Instruction: Copy out every line in the entries below that includes "name".

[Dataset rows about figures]

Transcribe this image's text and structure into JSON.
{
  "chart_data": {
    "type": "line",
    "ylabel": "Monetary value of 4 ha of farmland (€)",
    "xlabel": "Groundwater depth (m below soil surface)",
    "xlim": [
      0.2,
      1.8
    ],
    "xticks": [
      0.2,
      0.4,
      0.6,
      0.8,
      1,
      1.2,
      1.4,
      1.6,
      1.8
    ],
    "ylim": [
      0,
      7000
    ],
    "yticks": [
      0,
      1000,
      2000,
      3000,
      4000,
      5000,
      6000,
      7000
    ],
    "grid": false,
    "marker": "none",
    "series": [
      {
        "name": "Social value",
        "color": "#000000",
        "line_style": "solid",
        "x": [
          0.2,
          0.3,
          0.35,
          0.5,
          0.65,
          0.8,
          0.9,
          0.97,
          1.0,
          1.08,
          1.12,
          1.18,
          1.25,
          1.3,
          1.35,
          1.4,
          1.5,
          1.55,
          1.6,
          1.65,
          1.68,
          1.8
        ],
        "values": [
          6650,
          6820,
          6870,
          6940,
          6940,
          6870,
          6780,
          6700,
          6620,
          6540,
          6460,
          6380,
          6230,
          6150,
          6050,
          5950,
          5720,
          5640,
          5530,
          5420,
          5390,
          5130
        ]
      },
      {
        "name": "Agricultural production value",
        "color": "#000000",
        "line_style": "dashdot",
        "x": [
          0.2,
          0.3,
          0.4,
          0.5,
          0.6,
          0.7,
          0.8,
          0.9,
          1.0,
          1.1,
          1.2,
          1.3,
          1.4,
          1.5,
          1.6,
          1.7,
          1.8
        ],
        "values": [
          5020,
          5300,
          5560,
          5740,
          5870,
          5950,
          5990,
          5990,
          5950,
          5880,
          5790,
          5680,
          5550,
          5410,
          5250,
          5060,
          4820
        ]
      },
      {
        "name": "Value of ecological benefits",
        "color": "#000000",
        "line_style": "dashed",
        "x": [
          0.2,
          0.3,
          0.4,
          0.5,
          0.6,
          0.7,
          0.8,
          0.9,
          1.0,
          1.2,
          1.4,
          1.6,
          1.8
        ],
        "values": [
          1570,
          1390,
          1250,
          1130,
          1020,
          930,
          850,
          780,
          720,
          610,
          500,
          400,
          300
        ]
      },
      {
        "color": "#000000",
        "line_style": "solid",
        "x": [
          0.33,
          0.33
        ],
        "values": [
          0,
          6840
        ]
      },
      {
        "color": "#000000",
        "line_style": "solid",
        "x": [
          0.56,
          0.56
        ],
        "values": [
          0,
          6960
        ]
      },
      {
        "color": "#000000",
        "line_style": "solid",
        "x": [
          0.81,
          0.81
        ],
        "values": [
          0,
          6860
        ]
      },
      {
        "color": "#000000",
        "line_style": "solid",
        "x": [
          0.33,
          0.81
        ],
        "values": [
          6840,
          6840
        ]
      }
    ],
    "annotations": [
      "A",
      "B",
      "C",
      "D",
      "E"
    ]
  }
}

Task response:
        "name": "Social value",
        "name": "Agricultural production value",
        "name": "Value of ecological benefits",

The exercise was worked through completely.